---- RECORDS FOR PROCESSING
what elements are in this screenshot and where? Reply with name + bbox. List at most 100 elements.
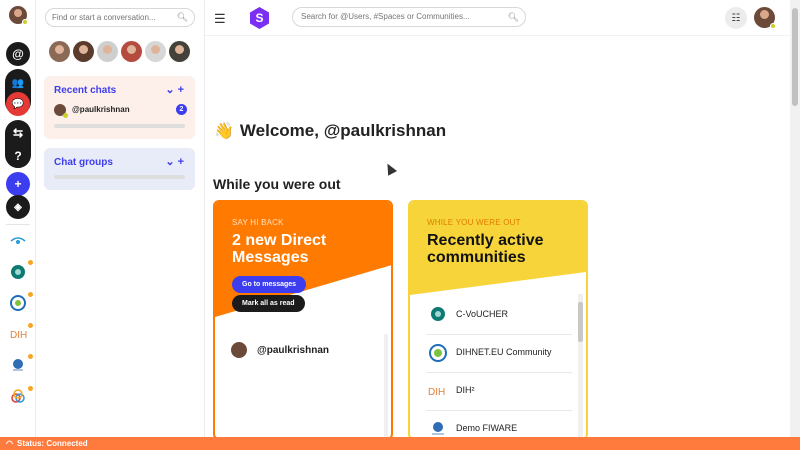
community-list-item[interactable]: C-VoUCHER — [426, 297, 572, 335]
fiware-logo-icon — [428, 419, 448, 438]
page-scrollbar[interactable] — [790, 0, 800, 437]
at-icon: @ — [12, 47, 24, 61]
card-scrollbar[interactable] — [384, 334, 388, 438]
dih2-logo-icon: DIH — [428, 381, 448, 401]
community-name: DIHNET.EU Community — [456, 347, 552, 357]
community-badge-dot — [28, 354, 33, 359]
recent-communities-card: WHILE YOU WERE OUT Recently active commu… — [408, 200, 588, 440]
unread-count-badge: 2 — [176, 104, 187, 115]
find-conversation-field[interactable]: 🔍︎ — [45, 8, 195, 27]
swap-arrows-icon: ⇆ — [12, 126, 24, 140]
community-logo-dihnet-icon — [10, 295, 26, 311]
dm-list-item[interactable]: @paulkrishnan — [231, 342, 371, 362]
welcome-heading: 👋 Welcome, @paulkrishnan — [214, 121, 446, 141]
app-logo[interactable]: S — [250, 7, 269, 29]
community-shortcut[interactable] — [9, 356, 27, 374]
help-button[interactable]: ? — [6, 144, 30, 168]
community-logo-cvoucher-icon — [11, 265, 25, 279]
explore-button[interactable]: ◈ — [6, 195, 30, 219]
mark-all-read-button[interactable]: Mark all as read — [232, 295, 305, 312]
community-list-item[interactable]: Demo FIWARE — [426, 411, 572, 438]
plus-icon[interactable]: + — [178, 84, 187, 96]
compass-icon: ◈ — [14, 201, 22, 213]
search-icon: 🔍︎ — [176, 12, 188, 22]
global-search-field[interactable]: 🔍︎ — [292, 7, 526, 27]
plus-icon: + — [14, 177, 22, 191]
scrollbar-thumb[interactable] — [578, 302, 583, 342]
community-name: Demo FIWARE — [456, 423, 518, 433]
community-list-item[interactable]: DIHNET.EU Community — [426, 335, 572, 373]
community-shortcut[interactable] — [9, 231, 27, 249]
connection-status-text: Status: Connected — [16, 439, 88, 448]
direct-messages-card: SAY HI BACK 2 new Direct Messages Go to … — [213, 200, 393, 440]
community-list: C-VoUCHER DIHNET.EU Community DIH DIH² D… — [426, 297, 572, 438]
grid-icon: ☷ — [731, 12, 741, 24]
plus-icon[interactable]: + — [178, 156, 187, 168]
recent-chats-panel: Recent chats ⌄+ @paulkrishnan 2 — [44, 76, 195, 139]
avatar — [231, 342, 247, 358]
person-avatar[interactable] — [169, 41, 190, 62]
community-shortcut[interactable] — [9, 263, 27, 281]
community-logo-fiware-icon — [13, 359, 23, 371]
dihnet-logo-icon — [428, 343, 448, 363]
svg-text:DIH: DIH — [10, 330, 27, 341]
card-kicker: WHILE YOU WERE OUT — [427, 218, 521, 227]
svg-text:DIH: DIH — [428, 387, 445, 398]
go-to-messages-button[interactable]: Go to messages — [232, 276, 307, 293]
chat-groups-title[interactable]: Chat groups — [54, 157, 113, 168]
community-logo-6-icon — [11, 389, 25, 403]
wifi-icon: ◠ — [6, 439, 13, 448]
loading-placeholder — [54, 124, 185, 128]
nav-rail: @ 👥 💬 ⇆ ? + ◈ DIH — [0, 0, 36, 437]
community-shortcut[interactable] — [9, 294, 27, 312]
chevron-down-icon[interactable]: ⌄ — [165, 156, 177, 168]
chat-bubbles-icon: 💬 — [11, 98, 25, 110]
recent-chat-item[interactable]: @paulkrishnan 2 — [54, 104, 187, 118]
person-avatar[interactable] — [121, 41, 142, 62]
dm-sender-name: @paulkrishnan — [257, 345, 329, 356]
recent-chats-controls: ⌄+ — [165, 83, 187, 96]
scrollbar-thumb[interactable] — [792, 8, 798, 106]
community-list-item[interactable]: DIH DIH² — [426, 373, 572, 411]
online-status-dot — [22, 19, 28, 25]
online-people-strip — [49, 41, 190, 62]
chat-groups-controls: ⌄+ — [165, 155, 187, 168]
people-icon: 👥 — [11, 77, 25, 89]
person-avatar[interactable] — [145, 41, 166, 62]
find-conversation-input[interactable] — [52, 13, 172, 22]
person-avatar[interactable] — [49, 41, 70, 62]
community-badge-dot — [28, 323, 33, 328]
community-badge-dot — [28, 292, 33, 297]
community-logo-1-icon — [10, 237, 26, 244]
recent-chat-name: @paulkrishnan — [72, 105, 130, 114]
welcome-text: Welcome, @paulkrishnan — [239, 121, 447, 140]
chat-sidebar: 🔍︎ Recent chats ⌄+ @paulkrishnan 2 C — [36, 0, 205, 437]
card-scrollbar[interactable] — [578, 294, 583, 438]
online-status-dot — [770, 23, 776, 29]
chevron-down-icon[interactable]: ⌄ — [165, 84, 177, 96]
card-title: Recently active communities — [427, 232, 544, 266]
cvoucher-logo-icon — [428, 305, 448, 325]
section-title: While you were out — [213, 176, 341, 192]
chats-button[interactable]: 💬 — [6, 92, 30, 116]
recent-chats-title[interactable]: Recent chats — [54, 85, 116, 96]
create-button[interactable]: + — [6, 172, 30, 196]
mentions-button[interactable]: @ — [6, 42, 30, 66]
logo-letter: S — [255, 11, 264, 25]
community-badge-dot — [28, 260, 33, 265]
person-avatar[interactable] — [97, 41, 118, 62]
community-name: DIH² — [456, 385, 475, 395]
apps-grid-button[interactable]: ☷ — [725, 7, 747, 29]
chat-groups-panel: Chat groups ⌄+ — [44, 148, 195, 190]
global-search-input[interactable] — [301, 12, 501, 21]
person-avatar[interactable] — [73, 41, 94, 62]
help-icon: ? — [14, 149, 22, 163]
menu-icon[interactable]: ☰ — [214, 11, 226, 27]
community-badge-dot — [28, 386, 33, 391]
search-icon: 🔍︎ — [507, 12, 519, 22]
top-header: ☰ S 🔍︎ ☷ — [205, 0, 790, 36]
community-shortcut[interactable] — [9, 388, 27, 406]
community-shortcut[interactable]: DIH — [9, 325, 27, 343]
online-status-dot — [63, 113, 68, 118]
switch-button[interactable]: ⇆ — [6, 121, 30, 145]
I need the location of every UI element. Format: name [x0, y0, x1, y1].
--------
> [EXERCISE] Copy every line of the material above word for word, leaving out any pictures.

> [RESULT FOR THIS TASK]
what elements are in this screenshot and where? Reply with name + bbox. List at most 100 elements.
community-list-item[interactable]: C-VoUCHER — [426, 297, 572, 335]
fiware-logo-icon — [428, 419, 448, 438]
page-scrollbar[interactable] — [790, 0, 800, 437]
at-icon: @ — [12, 47, 24, 61]
card-scrollbar[interactable] — [384, 334, 388, 438]
dih2-logo-icon: DIH — [428, 381, 448, 401]
community-name: DIHNET.EU Community — [456, 347, 552, 357]
community-badge-dot — [28, 354, 33, 359]
recent-communities-card: WHILE YOU WERE OUT Recently active commu… — [408, 200, 588, 440]
unread-count-badge: 2 — [176, 104, 187, 115]
find-conversation-field[interactable]: 🔍︎ — [45, 8, 195, 27]
swap-arrows-icon: ⇆ — [12, 126, 24, 140]
community-logo-dihnet-icon — [10, 295, 26, 311]
dm-list-item[interactable]: @paulkrishnan — [231, 342, 371, 362]
welcome-heading: 👋 Welcome, @paulkrishnan — [214, 121, 446, 141]
app-logo[interactable]: S — [250, 7, 269, 29]
community-shortcut[interactable] — [9, 356, 27, 374]
help-button[interactable]: ? — [6, 144, 30, 168]
community-logo-cvoucher-icon — [11, 265, 25, 279]
explore-button[interactable]: ◈ — [6, 195, 30, 219]
mark-all-read-button[interactable]: Mark all as read — [232, 295, 305, 312]
community-list-item[interactable]: Demo FIWARE — [426, 411, 572, 438]
plus-icon[interactable]: + — [178, 84, 187, 96]
compass-icon: ◈ — [14, 201, 22, 213]
search-icon: 🔍︎ — [176, 12, 188, 22]
global-search-field[interactable]: 🔍︎ — [292, 7, 526, 27]
plus-icon: + — [14, 177, 22, 191]
scrollbar-thumb[interactable] — [578, 302, 583, 342]
community-name: Demo FIWARE — [456, 423, 518, 433]
community-list-item[interactable]: DIHNET.EU Community — [426, 335, 572, 373]
community-shortcut[interactable] — [9, 231, 27, 249]
connection-status-text: Status: Connected — [16, 439, 88, 448]
direct-messages-card: SAY HI BACK 2 new Direct Messages Go to … — [213, 200, 393, 440]
community-list: C-VoUCHER DIHNET.EU Community DIH DIH² D… — [426, 297, 572, 438]
grid-icon: ☷ — [731, 12, 741, 24]
plus-icon[interactable]: + — [178, 156, 187, 168]
recent-chats-panel: Recent chats ⌄+ @paulkrishnan 2 — [44, 76, 195, 139]
avatar — [231, 342, 247, 358]
person-avatar[interactable] — [169, 41, 190, 62]
community-shortcut[interactable] — [9, 263, 27, 281]
community-logo-fiware-icon — [13, 359, 23, 371]
dihnet-logo-icon — [428, 343, 448, 363]
svg-text:DIH: DIH — [10, 330, 27, 341]
card-kicker: WHILE YOU WERE OUT — [427, 218, 521, 227]
svg-text:DIH: DIH — [428, 387, 445, 398]
go-to-messages-button[interactable]: Go to messages — [232, 276, 307, 293]
chat-groups-title[interactable]: Chat groups — [54, 157, 113, 168]
community-logo-6-icon — [11, 389, 25, 403]
wifi-icon: ◠ — [6, 439, 13, 448]
loading-placeholder — [54, 124, 185, 128]
nav-rail: @ 👥 💬 ⇆ ? + ◈ DIH — [0, 0, 36, 437]
community-shortcut[interactable] — [9, 294, 27, 312]
chevron-down-icon[interactable]: ⌄ — [165, 156, 177, 168]
chat-bubbles-icon: 💬 — [11, 98, 25, 110]
recent-chat-item[interactable]: @paulkrishnan 2 — [54, 104, 187, 118]
person-avatar[interactable] — [121, 41, 142, 62]
dm-sender-name: @paulkrishnan — [257, 345, 329, 356]
recent-chats-controls: ⌄+ — [165, 83, 187, 96]
scrollbar-thumb[interactable] — [792, 8, 798, 106]
community-list-item[interactable]: DIH DIH² — [426, 373, 572, 411]
online-status-dot — [22, 19, 28, 25]
online-people-strip — [49, 41, 190, 62]
chat-groups-controls: ⌄+ — [165, 155, 187, 168]
people-icon: 👥 — [11, 77, 25, 89]
person-avatar[interactable] — [145, 41, 166, 62]
find-conversation-input[interactable] — [52, 13, 172, 22]
person-avatar[interactable] — [49, 41, 70, 62]
community-badge-dot — [28, 323, 33, 328]
community-badge-dot — [28, 292, 33, 297]
community-logo-1-icon — [10, 237, 26, 244]
recent-chat-name: @paulkrishnan — [72, 105, 130, 114]
welcome-text: Welcome, @paulkrishnan — [239, 121, 447, 140]
chat-sidebar: 🔍︎ Recent chats ⌄+ @paulkrishnan 2 C — [36, 0, 205, 437]
card-scrollbar[interactable] — [578, 294, 583, 438]
online-status-dot — [770, 23, 776, 29]
chevron-down-icon[interactable]: ⌄ — [165, 84, 177, 96]
card-title: Recently active communities — [427, 232, 544, 266]
cvoucher-logo-icon — [428, 305, 448, 325]
section-title: While you were out — [213, 176, 341, 192]
chats-button[interactable]: 💬 — [6, 92, 30, 116]
recent-chats-title[interactable]: Recent chats — [54, 85, 116, 96]
create-button[interactable]: + — [6, 172, 30, 196]
mentions-button[interactable]: @ — [6, 42, 30, 66]
logo-letter: S — [255, 11, 264, 25]
community-badge-dot — [28, 260, 33, 265]
person-avatar[interactable] — [97, 41, 118, 62]
community-name: DIH² — [456, 385, 475, 395]
apps-grid-button[interactable]: ☷ — [725, 7, 747, 29]
chat-groups-panel: Chat groups ⌄+ — [44, 148, 195, 190]
global-search-input[interactable] — [301, 12, 501, 21]
person-avatar[interactable] — [73, 41, 94, 62]
help-icon: ? — [14, 149, 22, 163]
menu-icon[interactable]: ☰ — [214, 11, 226, 27]
community-badge-dot — [28, 386, 33, 391]
search-icon: 🔍︎ — [507, 12, 519, 22]
top-header: ☰ S 🔍︎ ☷ — [205, 0, 790, 36]
community-shortcut[interactable] — [9, 388, 27, 406]
community-shortcut[interactable]: DIH — [9, 325, 27, 343]
online-status-dot — [63, 113, 68, 118]
switch-button[interactable]: ⇆ — [6, 121, 30, 145]
I need the location of every UI element. Format: name [x0, y0, x1, y1].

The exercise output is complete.